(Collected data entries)
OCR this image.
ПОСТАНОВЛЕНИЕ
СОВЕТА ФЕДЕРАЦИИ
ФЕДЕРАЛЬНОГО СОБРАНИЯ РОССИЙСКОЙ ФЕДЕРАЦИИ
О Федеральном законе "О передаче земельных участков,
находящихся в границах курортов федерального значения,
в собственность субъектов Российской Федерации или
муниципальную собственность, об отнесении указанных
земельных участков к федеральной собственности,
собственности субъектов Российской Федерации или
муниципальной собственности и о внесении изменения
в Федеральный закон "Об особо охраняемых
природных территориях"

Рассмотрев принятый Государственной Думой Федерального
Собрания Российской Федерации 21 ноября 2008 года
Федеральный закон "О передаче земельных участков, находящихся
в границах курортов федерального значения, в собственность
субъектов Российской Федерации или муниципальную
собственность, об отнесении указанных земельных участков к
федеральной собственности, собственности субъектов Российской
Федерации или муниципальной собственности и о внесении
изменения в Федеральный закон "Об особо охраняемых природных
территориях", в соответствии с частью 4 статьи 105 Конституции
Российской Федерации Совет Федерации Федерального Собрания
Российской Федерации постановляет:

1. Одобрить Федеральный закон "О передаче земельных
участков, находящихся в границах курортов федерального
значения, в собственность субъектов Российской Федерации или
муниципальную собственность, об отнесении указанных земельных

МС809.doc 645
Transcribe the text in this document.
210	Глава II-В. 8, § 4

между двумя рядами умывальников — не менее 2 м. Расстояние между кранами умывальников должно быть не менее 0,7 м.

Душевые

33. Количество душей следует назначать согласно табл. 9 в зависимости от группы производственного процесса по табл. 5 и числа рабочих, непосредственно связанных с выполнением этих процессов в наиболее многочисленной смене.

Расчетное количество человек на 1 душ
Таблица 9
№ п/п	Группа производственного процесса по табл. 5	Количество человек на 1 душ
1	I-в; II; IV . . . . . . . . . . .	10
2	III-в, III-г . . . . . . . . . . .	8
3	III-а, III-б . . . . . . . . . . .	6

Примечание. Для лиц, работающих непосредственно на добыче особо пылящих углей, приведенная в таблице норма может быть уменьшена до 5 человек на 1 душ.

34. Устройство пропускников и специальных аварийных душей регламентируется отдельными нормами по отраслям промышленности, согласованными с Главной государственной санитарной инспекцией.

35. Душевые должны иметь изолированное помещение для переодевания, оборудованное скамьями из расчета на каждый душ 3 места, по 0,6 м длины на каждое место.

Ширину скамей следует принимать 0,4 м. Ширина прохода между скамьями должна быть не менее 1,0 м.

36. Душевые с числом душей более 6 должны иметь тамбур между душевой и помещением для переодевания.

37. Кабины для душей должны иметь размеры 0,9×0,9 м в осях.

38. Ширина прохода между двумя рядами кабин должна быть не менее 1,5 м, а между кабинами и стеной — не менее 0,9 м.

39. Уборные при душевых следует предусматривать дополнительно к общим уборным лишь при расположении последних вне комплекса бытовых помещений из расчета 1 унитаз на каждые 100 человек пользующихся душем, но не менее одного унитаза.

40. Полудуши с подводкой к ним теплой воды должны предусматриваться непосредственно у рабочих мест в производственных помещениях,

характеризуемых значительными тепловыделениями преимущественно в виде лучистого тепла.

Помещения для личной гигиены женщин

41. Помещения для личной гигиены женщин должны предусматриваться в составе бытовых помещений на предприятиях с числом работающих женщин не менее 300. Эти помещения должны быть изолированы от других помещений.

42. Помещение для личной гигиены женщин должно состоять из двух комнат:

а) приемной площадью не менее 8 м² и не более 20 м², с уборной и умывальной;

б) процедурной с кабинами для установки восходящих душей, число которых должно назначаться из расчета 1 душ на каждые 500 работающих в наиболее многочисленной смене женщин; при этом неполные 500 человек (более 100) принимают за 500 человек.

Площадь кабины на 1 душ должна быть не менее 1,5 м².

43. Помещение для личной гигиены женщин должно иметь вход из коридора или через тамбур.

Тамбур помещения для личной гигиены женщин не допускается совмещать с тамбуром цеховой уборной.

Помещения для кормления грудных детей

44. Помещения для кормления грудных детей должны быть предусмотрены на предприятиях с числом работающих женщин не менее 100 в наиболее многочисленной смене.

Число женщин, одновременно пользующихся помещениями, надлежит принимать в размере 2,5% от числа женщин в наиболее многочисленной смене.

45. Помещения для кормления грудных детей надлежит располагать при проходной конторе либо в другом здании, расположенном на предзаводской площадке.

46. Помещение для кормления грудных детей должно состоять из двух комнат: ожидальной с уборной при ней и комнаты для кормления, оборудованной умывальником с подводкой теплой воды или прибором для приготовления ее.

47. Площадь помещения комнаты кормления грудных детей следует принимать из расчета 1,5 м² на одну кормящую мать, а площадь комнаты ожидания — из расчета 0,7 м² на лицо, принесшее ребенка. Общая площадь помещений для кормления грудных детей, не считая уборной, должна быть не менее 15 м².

WHAT TO WORK ON >>
Write out every line of the records exactly.

EXPECTED OUTPUT >>
OCR this image.
ПОСТАНОВЛЕНИЕ
СОВЕТА ФЕДЕРАЦИИ
ФЕДЕРАЛЬНОГО СОБРАНИЯ РОССИЙСКОЙ ФЕДЕРАЦИИ
О Федеральном законе "О передаче земельных участков,
находящихся в границах курортов федерального значения,
в собственность субъектов Российской Федерации или
муниципальную собственность, об отнесении указанных
земельных участков к федеральной собственности,
собственности субъектов Российской Федерации или
муниципальной собственности и о внесении изменения
в Федеральный закон "Об особо охраняемых
природных территориях"

Рассмотрев принятый Государственной Думой Федерального
Собрания Российской Федерации 21 ноября 2008 года
Федеральный закон "О передаче земельных участков, находящихся
в границах курортов федерального значения, в собственность
субъектов Российской Федерации или муниципальную
собственность, об отнесении указанных земельных участков к
федеральной собственности, собственности субъектов Российской
Федерации или муниципальной собственности и о внесении
изменения в Федеральный закон "Об особо охраняемых природных
территориях", в соответствии с частью 4 статьи 105 Конституции
Российской Федерации Совет Федерации Федерального Собрания
Российской Федерации постановляет:

1. Одобрить Федеральный закон "О передаче земельных
участков, находящихся в границах курортов федерального
значения, в собственность субъектов Российской Федерации или
муниципальную собственность, об отнесении указанных земельных

МС809.doc 645
Transcribe the text in this document.
210	Глава II-В. 8, § 4

между двумя рядами умывальников — не менее 2 м. Расстояние между кранами умывальников должно быть не менее 0,7 м.

Душевые

33. Количество душей следует назначать согласно табл. 9 в зависимости от группы производственного процесса по табл. 5 и числа рабочих, непосредственно связанных с выполнением этих процессов в наиболее многочисленной смене.

Расчетное количество человек на 1 душ
Таблица 9
№ п/п	Группа производственного процесса по табл. 5	Количество человек на 1 душ
1	I-в; II; IV . . . . . . . . . . .	10
2	III-в, III-г . . . . . . . . . . .	8
3	III-а, III-б . . . . . . . . . . .	6

Примечание. Для лиц, работающих непосредственно на добыче особо пылящих углей, приведенная в таблице норма может быть уменьшена до 5 человек на 1 душ.

34. Устройство пропускников и специальных аварийных душей регламентируется отдельными нормами по отраслям промышленности, согласованными с Главной государственной санитарной инспекцией.

35. Душевые должны иметь изолированное помещение для переодевания, оборудованное скамьями из расчета на каждый душ 3 места, по 0,6 м длины на каждое место.

Ширину скамей следует принимать 0,4 м. Ширина прохода между скамьями должна быть не менее 1,0 м.

36. Душевые с числом душей более 6 должны иметь тамбур между душевой и помещением для переодевания.

37. Кабины для душей должны иметь размеры 0,9×0,9 м в осях.

38. Ширина прохода между двумя рядами кабин должна быть не менее 1,5 м, а между кабинами и стеной — не менее 0,9 м.

39. Уборные при душевых следует предусматривать дополнительно к общим уборным лишь при расположении последних вне комплекса бытовых помещений из расчета 1 унитаз на каждые 100 человек пользующихся душем, но не менее одного унитаза.

40. Полудуши с подводкой к ним теплой воды должны предусматриваться непосредственно у рабочих мест в производственных помещениях,

характеризуемых значительными тепловыделениями преимущественно в виде лучистого тепла.

Помещения для личной гигиены женщин

41. Помещения для личной гигиены женщин должны предусматриваться в составе бытовых помещений на предприятиях с числом работающих женщин не менее 300. Эти помещения должны быть изолированы от других помещений.

42. Помещение для личной гигиены женщин должно состоять из двух комнат:

а) приемной площадью не менее 8 м² и не более 20 м², с уборной и умывальной;

б) процедурной с кабинами для установки восходящих душей, число которых должно назначаться из расчета 1 душ на каждые 500 работающих в наиболее многочисленной смене женщин; при этом неполные 500 человек (более 100) принимают за 500 человек.

Площадь кабины на 1 душ должна быть не менее 1,5 м².

43. Помещение для личной гигиены женщин должно иметь вход из коридора или через тамбур.

Тамбур помещения для личной гигиены женщин не допускается совмещать с тамбуром цеховой уборной.

Помещения для кормления грудных детей

44. Помещения для кормления грудных детей должны быть предусмотрены на предприятиях с числом работающих женщин не менее 100 в наиболее многочисленной смене.

Число женщин, одновременно пользующихся помещениями, надлежит принимать в размере 2,5% от числа женщин в наиболее многочисленной смене.

45. Помещения для кормления грудных детей надлежит располагать при проходной конторе либо в другом здании, расположенном на предзаводской площадке.

46. Помещение для кормления грудных детей должно состоять из двух комнат: ожидальной с уборной при ней и комнаты для кормления, оборудованной умывальником с подводкой теплой воды или прибором для приготовления ее.

47. Площадь помещения комнаты кормления грудных детей следует принимать из расчета 1,5 м² на одну кормящую мать, а площадь комнаты ожидания — из расчета 0,7 м² на лицо, принесшее ребенка. Общая площадь помещений для кормления грудных детей, не считая уборной, должна быть не менее 15 м².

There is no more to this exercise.